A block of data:
::::
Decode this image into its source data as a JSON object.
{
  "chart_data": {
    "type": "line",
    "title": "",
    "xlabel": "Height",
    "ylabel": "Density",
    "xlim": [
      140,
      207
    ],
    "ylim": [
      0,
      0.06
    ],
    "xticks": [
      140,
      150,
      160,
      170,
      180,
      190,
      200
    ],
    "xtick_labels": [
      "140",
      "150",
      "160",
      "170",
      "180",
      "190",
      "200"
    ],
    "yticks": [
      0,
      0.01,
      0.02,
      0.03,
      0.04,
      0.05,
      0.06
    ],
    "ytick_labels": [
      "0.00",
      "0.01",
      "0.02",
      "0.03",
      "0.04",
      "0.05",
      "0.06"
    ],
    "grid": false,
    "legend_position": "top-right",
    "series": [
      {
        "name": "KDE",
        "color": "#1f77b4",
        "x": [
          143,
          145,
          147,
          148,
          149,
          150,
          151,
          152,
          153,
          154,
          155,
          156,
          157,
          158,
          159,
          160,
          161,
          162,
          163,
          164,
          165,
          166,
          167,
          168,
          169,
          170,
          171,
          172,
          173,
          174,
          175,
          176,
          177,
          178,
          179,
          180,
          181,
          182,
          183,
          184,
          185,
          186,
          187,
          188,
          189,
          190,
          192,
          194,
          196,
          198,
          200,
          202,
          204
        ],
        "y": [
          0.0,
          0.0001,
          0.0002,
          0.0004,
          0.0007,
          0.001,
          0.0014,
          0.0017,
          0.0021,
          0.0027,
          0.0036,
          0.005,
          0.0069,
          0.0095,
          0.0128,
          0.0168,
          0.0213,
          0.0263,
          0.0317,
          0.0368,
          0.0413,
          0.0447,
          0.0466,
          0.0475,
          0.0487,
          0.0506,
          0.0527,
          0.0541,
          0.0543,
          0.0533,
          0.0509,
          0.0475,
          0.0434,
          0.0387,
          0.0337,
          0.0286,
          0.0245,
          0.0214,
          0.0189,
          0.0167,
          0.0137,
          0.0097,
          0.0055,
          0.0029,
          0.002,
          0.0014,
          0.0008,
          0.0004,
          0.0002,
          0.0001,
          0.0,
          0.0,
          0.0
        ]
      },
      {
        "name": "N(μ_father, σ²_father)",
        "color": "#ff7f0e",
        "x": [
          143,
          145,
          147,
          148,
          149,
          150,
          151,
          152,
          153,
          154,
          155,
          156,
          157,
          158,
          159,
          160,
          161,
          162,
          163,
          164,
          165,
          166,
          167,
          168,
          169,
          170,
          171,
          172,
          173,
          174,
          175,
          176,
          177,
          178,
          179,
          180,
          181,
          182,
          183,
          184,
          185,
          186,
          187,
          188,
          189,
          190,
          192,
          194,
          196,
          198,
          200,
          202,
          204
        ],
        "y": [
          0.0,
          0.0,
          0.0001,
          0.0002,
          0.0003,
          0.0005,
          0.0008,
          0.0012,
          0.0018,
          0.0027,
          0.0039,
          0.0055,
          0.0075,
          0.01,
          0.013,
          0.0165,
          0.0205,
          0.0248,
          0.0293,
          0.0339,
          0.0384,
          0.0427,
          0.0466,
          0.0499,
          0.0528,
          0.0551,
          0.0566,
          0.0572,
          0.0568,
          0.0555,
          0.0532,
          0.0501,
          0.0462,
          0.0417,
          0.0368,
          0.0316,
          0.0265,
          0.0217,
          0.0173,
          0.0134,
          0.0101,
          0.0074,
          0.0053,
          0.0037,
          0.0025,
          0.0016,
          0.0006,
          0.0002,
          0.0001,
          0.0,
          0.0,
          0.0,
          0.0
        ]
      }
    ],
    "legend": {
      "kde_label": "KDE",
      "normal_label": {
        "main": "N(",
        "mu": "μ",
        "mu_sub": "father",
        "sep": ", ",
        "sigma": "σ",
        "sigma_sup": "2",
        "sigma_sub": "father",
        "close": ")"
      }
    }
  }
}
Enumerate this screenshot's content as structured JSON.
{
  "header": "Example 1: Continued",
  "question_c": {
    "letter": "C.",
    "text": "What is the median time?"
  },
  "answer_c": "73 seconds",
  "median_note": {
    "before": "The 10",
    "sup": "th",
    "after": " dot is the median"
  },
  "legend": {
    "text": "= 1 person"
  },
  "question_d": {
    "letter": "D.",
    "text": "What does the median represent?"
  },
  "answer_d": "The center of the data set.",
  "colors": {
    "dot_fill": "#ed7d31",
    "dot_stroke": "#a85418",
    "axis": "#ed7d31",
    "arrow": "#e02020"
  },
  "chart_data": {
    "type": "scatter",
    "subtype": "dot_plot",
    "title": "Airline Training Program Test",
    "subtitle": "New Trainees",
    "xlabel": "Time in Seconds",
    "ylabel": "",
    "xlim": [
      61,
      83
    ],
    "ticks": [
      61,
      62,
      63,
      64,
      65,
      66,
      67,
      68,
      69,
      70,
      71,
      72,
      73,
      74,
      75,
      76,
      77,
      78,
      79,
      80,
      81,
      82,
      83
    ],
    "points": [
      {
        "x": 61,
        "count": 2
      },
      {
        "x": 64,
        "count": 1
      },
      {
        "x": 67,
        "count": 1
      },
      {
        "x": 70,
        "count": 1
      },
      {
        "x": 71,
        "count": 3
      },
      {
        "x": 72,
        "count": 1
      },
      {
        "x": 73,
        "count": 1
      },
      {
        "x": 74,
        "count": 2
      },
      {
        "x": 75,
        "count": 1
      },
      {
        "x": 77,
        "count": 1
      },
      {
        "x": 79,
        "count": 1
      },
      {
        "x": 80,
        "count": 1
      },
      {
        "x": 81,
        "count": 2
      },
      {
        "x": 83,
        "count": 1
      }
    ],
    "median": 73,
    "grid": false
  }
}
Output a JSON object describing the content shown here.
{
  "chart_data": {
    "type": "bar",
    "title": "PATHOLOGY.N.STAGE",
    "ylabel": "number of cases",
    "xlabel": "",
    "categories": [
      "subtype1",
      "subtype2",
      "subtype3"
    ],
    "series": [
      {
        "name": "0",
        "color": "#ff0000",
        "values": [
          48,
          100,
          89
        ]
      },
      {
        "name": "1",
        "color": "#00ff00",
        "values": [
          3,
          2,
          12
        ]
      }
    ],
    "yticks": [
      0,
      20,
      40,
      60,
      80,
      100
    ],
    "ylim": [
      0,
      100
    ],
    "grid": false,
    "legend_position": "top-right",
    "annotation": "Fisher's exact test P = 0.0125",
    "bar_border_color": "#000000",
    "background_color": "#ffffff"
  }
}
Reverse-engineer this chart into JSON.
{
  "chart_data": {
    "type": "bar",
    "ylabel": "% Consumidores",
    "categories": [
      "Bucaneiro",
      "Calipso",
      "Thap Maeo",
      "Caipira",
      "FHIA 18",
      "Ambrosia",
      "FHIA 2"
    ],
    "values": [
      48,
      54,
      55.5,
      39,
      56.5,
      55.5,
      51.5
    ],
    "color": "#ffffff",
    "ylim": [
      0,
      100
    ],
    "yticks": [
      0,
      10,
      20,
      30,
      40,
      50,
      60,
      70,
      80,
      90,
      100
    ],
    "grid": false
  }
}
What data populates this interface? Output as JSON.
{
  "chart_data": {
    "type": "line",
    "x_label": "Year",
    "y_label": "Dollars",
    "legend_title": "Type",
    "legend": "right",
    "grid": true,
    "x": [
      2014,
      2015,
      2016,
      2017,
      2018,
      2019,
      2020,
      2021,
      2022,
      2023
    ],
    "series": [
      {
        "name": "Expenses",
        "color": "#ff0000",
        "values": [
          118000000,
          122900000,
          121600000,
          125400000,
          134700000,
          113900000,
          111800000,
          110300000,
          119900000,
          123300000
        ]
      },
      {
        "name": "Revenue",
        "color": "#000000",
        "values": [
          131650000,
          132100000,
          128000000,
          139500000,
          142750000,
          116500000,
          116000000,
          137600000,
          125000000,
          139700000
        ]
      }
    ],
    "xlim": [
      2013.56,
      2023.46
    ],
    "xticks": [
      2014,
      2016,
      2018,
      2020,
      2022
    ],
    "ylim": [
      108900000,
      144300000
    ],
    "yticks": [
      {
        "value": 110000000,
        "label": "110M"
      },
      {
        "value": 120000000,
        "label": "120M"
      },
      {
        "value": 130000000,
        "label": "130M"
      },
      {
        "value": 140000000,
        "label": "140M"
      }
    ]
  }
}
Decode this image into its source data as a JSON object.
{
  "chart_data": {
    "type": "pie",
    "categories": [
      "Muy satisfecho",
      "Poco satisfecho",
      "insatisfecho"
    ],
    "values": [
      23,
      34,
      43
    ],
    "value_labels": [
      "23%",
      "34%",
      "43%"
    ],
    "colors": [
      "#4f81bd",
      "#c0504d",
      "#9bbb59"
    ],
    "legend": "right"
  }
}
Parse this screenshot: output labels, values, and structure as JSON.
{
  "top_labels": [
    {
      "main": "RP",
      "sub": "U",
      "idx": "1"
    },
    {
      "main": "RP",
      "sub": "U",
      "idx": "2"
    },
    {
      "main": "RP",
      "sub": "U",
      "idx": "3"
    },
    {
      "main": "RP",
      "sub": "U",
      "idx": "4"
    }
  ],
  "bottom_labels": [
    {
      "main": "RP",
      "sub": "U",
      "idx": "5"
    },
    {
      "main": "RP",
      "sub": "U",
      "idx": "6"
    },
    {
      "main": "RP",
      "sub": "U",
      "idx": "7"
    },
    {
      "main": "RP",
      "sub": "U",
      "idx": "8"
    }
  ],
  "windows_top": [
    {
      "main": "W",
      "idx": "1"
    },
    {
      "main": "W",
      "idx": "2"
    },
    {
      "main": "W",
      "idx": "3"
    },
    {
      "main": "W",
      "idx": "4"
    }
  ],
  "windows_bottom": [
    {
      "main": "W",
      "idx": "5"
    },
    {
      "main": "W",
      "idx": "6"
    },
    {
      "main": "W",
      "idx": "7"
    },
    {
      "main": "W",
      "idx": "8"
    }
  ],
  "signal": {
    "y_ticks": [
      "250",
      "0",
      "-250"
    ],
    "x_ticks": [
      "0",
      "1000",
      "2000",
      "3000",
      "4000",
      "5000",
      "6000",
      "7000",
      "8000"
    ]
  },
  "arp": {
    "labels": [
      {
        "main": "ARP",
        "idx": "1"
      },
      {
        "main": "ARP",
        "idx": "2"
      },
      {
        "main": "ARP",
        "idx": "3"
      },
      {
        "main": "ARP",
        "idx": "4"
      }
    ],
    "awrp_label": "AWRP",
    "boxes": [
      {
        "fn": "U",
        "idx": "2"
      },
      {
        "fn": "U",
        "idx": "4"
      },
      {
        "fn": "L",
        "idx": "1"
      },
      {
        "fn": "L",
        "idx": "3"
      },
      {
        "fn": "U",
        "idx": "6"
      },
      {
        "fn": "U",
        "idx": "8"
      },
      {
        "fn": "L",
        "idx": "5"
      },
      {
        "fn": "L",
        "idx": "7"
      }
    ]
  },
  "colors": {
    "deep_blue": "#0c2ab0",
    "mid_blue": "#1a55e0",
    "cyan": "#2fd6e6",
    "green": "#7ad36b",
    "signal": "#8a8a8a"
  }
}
::::
Pull every line containing the word "JSON" out of the material.

- **ANSWER TO THE EXERCISE**:
Decode this image into its source data as a JSON object.
Enumerate this screenshot's content as structured JSON.
Output a JSON object describing the content shown here.
Reverse-engineer this chart into JSON.
What data populates this interface? Output as JSON.
Decode this image into its source data as a JSON object.
Parse this screenshot: output labels, values, and structure as JSON.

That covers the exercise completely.